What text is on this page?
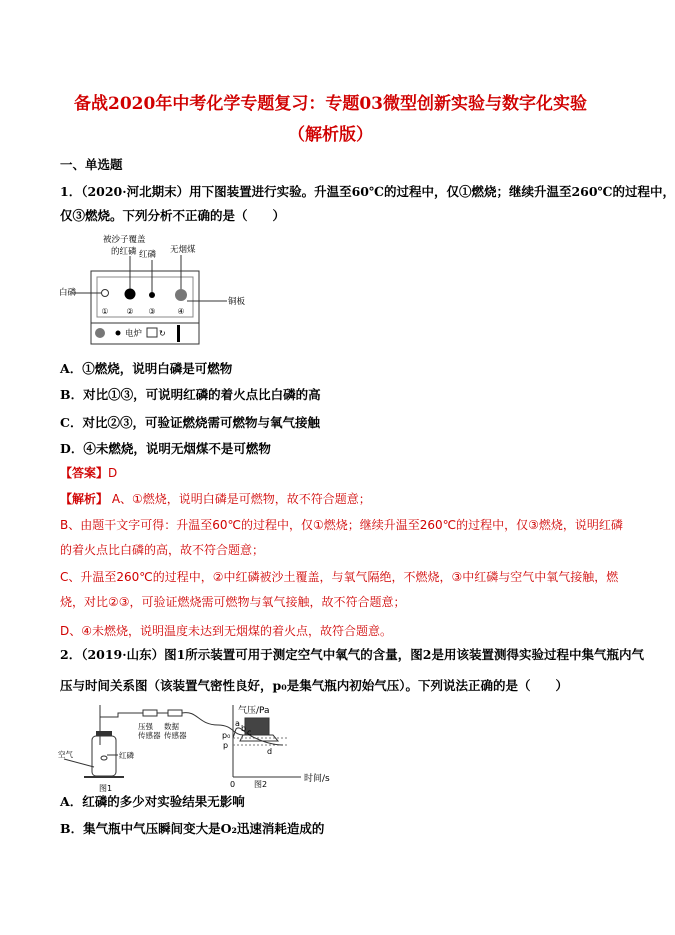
备战2020年中考化学专题复习：专题03微型创新实验与数字化实验
（解析版）
一、单选题
1．（2020·河北期末）用下图装置进行实验。升温至60℃的过程中，仅①燃烧；继续升温至260℃的过程中，
仅③燃烧。下列分析不正确的是（　　）
被沙子覆盖
的红磷 红磷 无烟煤
白磷
铜板
① ② ③	④
电炉 ↻
A．①燃烧，说明白磷是可燃物
B．对比①③，可说明红磷的着火点比白磷的高
C．对比②③，可验证燃烧需可燃物与氧气接触
D．④未燃烧，说明无烟煤不是可燃物
【答案】D
【解析】 A、①燃烧，说明白磷是可燃物，故不符合题意；
B、由题干文字可得：升温至60℃的过程中，仅①燃烧；继续升温至260℃的过程中，仅③燃烧，说明红磷
的着火点比白磷的高，故不符合题意；
C、升温至260℃的过程中，②中红磷被沙土覆盖，与氧气隔绝，不燃烧，③中红磷与空气中氧气接触，燃
烧，对比②③，可验证燃烧需可燃物与氧气接触，故不符合题意；
D、④未燃烧，说明温度未达到无烟煤的着火点，故符合题意。
2．（2019·山东）图1所示装置可用于测定空气中氧气的含量，图2是用该装置测得实验过程中集气瓶内气
压与时间关系图（该装置气密性良好，p₀是集气瓶内初始气压）。下列说法正确的是（　　）
压强
传感器
数据
传感器
空气	红磷
图1
气压/Pa
时间/s
p₀
p
0
a
b c
d
图2
A．红磷的多少对实验结果无影响
B．集气瓶中气压瞬间变大是O₂迅速消耗造成的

Prompt:
Repeat the data exactly, dropping every picture it holds.

Task output:
What text is on this page?
备战2020年中考化学专题复习：专题03微型创新实验与数字化实验
（解析版）
一、单选题
1．（2020·河北期末）用下图装置进行实验。升温至60℃的过程中，仅①燃烧；继续升温至260℃的过程中，
仅③燃烧。下列分析不正确的是（　　）
被沙子覆盖
的红磷 红磷 无烟煤
白磷
铜板
① ② ③	④
电炉 ↻
A．①燃烧，说明白磷是可燃物
B．对比①③，可说明红磷的着火点比白磷的高
C．对比②③，可验证燃烧需可燃物与氧气接触
D．④未燃烧，说明无烟煤不是可燃物
【答案】D
【解析】 A、①燃烧，说明白磷是可燃物，故不符合题意；
B、由题干文字可得：升温至60℃的过程中，仅①燃烧；继续升温至260℃的过程中，仅③燃烧，说明红磷
的着火点比白磷的高，故不符合题意；
C、升温至260℃的过程中，②中红磷被沙土覆盖，与氧气隔绝，不燃烧，③中红磷与空气中氧气接触，燃
烧，对比②③，可验证燃烧需可燃物与氧气接触，故不符合题意；
D、④未燃烧，说明温度未达到无烟煤的着火点，故符合题意。
2．（2019·山东）图1所示装置可用于测定空气中氧气的含量，图2是用该装置测得实验过程中集气瓶内气
压与时间关系图（该装置气密性良好，p₀是集气瓶内初始气压）。下列说法正确的是（　　）
压强
传感器
数据
传感器
空气	红磷
图1
气压/Pa
时间/s
p₀
p
0
a
b c
d
图2
A．红磷的多少对实验结果无影响
B．集气瓶中气压瞬间变大是O₂迅速消耗造成的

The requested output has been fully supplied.